> DATA RECORDS
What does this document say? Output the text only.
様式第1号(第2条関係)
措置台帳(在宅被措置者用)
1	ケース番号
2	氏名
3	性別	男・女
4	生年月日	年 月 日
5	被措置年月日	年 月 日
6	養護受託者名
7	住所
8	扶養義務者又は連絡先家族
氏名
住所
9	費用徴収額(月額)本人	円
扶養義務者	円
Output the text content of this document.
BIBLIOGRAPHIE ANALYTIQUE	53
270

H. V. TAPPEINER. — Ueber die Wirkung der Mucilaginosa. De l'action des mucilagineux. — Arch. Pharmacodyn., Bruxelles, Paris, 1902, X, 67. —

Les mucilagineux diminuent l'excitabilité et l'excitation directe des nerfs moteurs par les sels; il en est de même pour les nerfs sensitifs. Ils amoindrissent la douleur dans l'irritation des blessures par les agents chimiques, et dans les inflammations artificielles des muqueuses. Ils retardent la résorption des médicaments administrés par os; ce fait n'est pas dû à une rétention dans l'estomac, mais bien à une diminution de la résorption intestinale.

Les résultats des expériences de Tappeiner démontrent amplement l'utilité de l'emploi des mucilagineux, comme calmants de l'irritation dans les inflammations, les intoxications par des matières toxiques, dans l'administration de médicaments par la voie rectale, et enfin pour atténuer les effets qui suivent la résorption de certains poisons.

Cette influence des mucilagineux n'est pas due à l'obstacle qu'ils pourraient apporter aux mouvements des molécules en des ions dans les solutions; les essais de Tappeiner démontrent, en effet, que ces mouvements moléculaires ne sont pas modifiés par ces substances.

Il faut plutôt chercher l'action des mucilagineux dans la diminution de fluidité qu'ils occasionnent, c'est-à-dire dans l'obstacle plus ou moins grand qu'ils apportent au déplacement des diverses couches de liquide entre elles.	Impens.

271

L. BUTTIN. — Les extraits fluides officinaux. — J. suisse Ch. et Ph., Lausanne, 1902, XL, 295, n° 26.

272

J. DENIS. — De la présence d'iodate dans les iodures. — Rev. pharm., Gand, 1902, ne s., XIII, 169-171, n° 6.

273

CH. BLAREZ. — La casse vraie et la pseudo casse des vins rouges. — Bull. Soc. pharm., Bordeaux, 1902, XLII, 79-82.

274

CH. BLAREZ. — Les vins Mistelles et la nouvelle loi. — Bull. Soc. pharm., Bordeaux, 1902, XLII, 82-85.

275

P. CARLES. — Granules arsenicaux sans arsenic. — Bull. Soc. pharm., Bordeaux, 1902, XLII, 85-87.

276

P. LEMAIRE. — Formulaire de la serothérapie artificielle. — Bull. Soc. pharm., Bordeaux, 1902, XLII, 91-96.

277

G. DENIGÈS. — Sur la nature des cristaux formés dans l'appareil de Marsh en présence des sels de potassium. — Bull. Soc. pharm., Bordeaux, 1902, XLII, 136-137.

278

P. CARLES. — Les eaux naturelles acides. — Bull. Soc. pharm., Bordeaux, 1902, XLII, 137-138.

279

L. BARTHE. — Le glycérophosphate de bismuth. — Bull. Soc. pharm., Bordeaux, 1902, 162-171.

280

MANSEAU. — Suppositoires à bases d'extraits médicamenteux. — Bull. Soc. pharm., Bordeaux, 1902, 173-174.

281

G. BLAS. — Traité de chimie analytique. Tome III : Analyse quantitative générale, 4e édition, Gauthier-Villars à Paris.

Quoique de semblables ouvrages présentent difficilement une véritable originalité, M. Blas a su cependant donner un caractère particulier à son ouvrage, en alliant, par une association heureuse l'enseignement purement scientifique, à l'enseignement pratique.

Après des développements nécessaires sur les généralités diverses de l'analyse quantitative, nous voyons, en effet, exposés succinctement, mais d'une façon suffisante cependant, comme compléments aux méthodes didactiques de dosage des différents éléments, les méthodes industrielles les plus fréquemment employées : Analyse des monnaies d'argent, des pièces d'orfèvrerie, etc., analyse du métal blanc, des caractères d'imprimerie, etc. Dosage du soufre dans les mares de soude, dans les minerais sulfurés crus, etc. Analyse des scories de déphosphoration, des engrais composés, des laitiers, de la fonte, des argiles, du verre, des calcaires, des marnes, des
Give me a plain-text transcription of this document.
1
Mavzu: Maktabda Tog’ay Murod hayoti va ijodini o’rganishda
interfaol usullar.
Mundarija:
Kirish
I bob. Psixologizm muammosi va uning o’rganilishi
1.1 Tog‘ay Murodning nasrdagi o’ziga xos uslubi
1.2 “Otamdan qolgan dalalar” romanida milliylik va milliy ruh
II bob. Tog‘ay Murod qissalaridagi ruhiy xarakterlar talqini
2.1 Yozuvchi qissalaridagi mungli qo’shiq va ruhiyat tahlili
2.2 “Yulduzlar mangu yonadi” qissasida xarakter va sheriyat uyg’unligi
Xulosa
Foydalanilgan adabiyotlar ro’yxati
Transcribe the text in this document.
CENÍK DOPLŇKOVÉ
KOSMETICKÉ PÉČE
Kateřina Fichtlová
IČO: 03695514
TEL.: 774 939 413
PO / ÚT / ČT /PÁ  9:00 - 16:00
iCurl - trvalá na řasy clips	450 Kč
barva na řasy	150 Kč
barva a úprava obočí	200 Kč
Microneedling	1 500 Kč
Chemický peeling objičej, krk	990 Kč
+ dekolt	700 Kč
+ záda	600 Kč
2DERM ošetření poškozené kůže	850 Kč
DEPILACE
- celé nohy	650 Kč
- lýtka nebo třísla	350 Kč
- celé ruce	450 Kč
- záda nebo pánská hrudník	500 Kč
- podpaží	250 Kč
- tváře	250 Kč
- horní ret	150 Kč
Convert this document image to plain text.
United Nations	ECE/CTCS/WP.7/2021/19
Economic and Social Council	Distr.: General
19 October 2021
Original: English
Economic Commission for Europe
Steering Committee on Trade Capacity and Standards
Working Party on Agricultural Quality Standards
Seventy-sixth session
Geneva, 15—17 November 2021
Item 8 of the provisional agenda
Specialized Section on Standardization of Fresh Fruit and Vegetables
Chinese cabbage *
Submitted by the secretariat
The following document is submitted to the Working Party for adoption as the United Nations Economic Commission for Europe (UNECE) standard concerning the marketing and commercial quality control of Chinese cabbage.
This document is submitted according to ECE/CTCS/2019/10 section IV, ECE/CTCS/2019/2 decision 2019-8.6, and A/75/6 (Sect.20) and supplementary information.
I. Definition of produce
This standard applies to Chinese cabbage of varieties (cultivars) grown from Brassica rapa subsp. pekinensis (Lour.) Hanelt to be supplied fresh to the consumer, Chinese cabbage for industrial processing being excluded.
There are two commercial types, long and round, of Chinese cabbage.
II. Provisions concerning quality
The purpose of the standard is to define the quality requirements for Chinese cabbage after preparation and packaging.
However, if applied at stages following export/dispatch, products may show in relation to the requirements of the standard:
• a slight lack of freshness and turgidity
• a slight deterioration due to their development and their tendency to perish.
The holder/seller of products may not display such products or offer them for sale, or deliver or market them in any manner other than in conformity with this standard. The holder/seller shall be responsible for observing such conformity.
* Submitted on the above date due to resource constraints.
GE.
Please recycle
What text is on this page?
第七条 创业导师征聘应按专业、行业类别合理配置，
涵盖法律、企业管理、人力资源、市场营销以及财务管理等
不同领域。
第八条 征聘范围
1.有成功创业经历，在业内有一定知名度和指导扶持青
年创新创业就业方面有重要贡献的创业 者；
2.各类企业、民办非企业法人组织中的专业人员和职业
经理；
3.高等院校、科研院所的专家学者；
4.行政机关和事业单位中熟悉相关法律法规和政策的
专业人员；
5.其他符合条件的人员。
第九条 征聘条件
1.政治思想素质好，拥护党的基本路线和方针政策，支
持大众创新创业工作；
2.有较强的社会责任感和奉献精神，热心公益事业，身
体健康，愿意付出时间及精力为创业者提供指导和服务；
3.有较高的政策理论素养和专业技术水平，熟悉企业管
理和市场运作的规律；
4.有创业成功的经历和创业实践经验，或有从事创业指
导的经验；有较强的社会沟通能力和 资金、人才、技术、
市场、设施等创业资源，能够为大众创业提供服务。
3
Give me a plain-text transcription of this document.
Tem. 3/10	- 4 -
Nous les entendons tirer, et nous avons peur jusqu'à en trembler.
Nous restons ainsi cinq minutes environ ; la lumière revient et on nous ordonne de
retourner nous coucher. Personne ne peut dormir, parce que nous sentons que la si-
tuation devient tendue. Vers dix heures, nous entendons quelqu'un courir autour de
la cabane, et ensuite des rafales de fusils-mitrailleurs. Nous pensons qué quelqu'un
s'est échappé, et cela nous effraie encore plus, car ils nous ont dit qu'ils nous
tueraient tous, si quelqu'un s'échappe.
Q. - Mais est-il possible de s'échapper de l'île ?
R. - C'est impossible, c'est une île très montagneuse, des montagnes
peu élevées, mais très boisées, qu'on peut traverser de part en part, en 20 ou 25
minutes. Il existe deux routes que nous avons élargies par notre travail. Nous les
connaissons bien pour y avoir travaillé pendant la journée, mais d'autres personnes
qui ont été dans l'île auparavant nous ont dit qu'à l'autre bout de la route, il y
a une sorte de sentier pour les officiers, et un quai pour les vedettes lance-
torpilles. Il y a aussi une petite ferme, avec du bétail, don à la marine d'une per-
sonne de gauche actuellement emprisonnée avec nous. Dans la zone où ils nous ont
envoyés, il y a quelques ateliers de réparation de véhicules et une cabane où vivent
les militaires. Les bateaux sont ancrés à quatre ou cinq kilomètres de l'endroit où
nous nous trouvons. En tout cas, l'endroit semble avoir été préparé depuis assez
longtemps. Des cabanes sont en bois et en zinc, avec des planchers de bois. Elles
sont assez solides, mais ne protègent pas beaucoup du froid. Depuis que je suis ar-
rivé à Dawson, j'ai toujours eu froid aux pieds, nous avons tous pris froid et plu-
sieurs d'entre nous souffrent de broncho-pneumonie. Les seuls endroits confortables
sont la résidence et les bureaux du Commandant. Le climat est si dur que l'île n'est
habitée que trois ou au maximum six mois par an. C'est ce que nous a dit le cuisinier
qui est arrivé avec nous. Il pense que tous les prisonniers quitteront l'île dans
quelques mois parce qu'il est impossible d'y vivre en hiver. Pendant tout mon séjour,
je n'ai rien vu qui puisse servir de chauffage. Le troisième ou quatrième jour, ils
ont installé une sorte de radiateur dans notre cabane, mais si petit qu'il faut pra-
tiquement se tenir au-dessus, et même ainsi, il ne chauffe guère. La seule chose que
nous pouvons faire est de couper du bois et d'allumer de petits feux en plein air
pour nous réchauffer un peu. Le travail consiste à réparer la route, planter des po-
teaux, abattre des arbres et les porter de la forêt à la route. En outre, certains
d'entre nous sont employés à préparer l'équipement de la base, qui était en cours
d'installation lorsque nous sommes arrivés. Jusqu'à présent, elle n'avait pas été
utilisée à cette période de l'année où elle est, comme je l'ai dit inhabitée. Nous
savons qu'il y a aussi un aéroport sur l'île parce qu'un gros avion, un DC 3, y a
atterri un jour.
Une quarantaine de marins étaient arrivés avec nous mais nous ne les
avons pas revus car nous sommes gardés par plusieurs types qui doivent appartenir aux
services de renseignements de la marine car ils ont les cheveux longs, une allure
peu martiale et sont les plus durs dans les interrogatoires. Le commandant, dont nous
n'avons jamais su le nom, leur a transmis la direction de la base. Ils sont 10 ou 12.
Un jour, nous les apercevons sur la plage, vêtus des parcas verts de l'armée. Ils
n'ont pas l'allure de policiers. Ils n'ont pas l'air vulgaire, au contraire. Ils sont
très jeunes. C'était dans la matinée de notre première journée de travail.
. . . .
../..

> DESCRIPTION OF THE TASK
What is the number of lines in this listing that contain the word "arrivés"? Answer with that number and nothing else.

> RESULT
2